## Document segment
= = = = =

Well, that story woke you up!
My comments about Adobe possibly missing a step with Lightroom provoked quite a few of you to send me an email. Indeed, more so than any other article this year, and by a fair margin. As such, it’s worth dipping into your comments and questions and doing a follow up.
It seems a lot of you agreed with my basic contention that Adobe isn’t exactly innovating with Lightroom any more (though they do keep adding features to it, but usually after they do it for Photoshop/ACR). For instance, the following was a fairly common reaction I received:
“I’m a serious enthusiast with a library of nearly 80k images from the past 15+ years and maintaining that library is a huge priority for me. I'm still burned many years later from Apple abruptly ending Aperture. I switched to Lightroom Classic mostly because I thought it was least likely to have an Aperture-style ending. My plan has been to basically accept the "catalog lock in" you describe even as its obvious Lightroom Classic is not Adobe's focus or preferred path forward.”

= = = = =

## Entries supplied
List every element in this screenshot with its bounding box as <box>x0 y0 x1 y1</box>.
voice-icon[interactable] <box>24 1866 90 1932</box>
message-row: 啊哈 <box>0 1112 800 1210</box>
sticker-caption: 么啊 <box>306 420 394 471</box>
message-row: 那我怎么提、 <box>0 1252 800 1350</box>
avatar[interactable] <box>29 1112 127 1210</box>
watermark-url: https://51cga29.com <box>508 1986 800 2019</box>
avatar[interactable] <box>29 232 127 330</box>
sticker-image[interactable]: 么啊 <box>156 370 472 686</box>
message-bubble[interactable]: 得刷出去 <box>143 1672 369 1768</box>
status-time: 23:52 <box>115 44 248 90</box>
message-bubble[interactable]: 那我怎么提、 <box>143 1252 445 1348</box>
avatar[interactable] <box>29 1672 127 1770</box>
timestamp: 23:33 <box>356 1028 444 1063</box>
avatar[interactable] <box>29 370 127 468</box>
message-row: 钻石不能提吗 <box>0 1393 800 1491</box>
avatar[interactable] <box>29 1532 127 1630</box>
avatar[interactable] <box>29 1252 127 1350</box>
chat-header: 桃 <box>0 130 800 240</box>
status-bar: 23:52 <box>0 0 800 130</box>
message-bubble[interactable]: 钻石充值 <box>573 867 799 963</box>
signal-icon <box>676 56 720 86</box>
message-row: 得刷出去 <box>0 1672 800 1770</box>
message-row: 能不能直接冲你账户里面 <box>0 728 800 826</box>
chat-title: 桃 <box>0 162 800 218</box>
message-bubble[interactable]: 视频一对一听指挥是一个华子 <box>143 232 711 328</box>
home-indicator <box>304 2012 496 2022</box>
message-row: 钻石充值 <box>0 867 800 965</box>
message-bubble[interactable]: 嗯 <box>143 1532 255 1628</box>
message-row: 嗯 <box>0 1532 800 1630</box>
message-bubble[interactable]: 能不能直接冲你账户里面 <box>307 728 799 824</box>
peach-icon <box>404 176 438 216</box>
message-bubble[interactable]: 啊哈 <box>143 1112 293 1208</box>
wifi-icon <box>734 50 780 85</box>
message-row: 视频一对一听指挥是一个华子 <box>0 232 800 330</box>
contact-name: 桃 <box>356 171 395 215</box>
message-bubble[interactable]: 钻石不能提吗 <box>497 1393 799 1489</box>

= = = = =

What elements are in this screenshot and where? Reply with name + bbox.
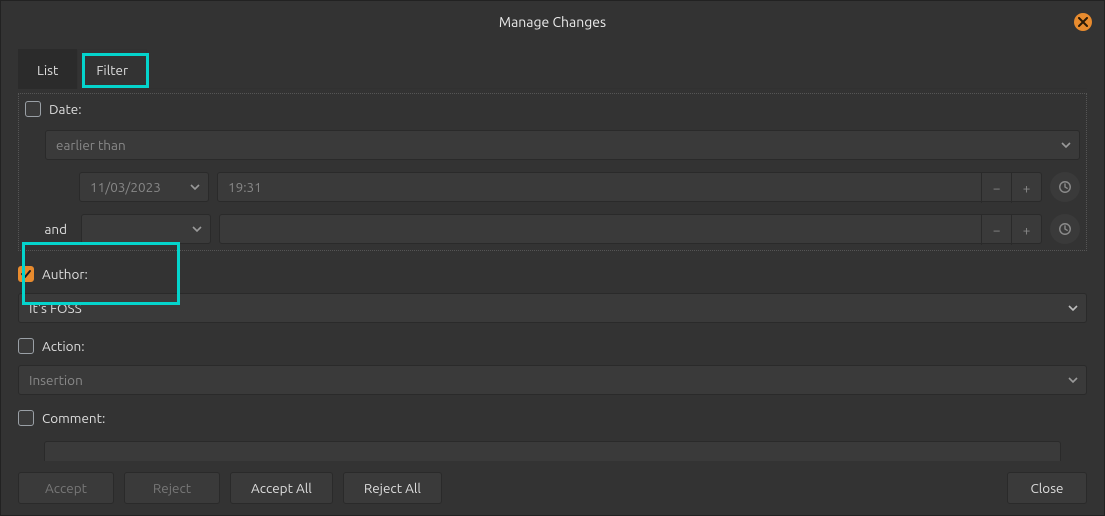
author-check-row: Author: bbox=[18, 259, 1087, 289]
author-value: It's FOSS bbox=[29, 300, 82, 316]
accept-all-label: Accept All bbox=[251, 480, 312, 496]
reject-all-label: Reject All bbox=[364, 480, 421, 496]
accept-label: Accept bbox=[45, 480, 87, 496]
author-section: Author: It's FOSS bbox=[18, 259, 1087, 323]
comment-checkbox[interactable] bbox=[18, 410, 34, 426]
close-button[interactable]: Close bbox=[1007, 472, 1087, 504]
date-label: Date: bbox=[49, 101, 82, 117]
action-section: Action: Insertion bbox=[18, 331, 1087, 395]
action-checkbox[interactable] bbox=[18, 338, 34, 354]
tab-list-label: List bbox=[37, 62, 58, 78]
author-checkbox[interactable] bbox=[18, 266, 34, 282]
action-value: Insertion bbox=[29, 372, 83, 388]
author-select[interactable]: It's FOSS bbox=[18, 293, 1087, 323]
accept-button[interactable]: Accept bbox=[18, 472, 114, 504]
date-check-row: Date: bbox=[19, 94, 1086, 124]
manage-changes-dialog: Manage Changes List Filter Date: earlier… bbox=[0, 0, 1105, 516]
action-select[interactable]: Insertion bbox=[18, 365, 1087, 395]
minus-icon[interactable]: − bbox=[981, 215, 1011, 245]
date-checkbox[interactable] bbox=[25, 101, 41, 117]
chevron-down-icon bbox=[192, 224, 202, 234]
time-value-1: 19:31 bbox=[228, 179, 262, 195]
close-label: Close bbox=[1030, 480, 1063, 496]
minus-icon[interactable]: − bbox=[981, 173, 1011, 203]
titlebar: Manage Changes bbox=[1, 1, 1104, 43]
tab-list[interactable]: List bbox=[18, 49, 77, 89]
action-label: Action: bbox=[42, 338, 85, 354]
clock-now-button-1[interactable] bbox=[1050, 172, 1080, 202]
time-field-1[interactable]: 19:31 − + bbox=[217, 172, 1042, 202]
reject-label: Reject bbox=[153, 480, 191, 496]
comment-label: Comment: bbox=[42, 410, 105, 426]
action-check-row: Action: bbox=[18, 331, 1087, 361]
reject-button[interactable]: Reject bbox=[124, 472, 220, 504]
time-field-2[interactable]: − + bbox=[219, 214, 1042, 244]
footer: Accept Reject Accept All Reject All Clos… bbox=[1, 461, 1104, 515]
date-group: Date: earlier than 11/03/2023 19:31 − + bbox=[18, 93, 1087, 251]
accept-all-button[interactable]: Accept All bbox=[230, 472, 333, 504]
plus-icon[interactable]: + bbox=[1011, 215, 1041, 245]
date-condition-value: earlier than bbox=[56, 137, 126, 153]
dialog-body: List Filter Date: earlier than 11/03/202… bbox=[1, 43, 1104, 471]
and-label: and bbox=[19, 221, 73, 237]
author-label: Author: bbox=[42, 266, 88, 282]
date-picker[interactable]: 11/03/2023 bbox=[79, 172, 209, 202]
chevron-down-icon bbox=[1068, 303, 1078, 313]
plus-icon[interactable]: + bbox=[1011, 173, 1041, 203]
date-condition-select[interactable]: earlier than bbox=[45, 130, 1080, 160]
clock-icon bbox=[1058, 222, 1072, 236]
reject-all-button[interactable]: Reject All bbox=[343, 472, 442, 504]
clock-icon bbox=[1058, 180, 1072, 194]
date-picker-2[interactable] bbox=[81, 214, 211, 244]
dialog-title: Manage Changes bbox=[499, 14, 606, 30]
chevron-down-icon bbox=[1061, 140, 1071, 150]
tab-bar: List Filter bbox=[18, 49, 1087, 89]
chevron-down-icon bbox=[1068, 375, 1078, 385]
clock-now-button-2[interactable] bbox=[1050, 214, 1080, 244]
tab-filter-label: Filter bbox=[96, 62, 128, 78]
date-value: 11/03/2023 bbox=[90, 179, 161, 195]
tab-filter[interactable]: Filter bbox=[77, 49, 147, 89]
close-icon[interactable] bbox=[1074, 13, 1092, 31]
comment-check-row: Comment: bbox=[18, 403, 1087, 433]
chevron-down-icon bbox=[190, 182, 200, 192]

= = = = =

Decide whether each statement agrees with the Lightroom follow-up, answering yes or no and quoting the words that settle it: (a) The earlier Lightroom article drew more email than any other article that year. (b) The quoted reader's library holds more than 100,000 images. (c) The reader moved to Lightroom Classic mainly because it seemed least likely to end the way Aperture did. Rely only on the Lightroom follow-up, not on the data.

(a) Yes: "more so than any other article this year, and by a fair margin"
(b) No: "a library of nearly 80k images"
(c) Yes: "I switched to Lightroom Classic mostly because I thought it was least likely to have an Aperture-style ending."